— begin Task input —

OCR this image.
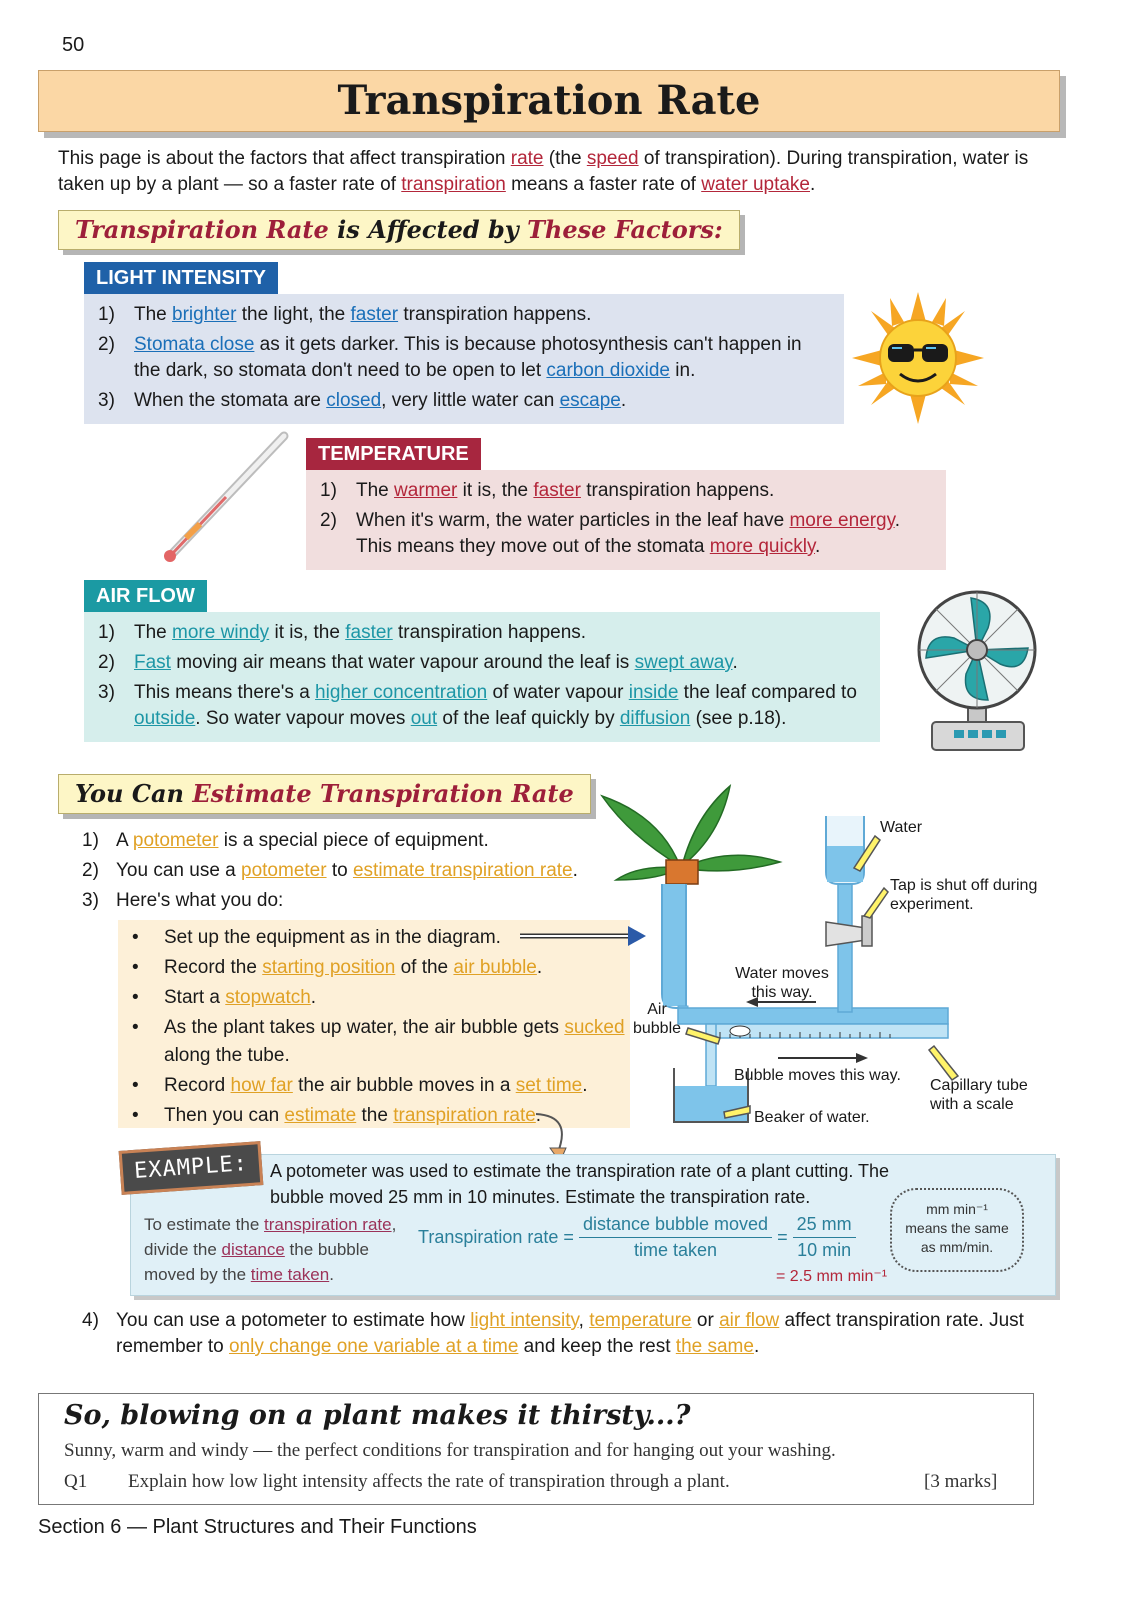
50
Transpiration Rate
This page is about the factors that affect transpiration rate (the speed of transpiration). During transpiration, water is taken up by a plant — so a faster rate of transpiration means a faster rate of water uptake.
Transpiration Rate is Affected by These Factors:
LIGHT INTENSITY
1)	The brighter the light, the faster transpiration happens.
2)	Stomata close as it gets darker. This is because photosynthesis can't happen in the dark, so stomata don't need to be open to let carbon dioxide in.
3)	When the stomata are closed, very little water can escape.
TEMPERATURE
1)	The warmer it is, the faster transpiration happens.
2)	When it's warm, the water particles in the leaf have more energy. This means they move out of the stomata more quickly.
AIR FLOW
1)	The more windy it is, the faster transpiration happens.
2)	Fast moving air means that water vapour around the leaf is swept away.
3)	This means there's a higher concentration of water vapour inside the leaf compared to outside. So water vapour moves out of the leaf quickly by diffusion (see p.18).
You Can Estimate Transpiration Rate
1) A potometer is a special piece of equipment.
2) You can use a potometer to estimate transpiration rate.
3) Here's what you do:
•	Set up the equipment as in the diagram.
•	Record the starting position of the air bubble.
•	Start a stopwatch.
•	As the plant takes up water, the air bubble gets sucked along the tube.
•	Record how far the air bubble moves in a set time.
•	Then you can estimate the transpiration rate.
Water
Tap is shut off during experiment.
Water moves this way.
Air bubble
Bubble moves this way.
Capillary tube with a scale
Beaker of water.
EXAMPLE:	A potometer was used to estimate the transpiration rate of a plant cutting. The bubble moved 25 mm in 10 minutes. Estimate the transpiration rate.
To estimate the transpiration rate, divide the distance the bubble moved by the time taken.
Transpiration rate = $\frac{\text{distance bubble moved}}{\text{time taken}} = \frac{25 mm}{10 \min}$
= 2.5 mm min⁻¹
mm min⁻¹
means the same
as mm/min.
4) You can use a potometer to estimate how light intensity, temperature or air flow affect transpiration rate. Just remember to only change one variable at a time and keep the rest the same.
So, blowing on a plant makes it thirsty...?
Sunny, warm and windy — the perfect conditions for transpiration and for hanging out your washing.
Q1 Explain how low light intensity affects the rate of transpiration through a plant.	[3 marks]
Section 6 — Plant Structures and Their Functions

— end Task input —
— begin Task input —

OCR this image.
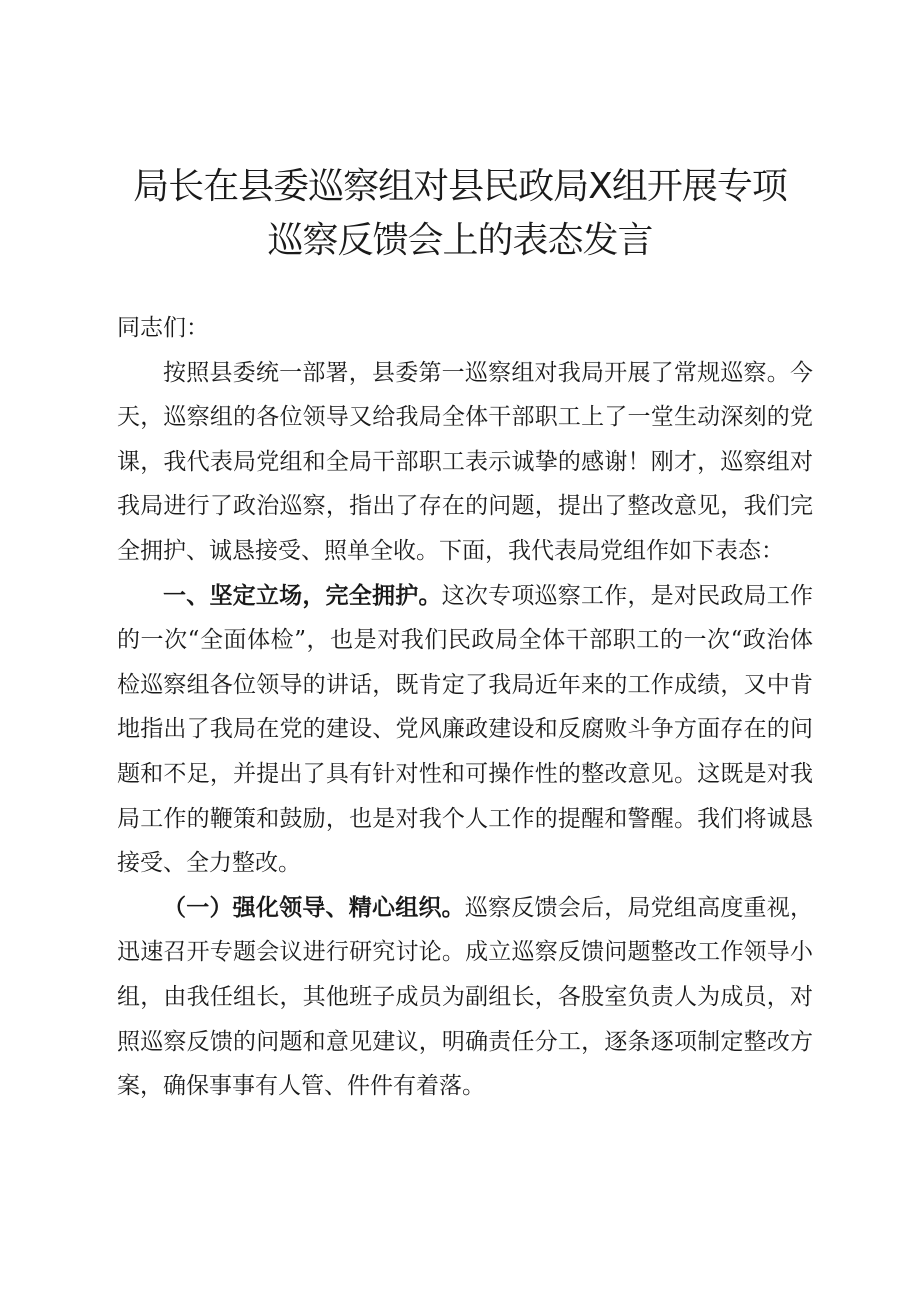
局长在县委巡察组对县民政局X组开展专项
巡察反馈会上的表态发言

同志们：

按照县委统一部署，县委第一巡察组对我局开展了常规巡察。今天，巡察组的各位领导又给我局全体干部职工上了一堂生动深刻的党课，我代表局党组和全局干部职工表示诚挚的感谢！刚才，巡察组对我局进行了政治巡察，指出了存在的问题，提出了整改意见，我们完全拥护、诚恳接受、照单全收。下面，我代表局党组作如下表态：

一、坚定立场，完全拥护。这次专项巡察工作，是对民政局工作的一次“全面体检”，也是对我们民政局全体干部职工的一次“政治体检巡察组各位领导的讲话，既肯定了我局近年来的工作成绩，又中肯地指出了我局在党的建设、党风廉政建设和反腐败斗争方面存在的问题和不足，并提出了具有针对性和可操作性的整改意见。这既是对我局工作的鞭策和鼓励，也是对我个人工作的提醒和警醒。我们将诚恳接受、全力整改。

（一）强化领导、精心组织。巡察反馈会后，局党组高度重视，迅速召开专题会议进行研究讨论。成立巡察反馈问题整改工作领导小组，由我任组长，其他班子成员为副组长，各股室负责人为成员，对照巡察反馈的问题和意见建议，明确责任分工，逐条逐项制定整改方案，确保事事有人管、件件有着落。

— end Task input —

Task objective »
Scan the material above. Return every line containing the string "When".

Reply to the exercise »
3)	When the stomata are closed, very little water can escape.
2)	When it's warm, the water particles in the leaf have more energy. This means they move out of the stomata more quickly.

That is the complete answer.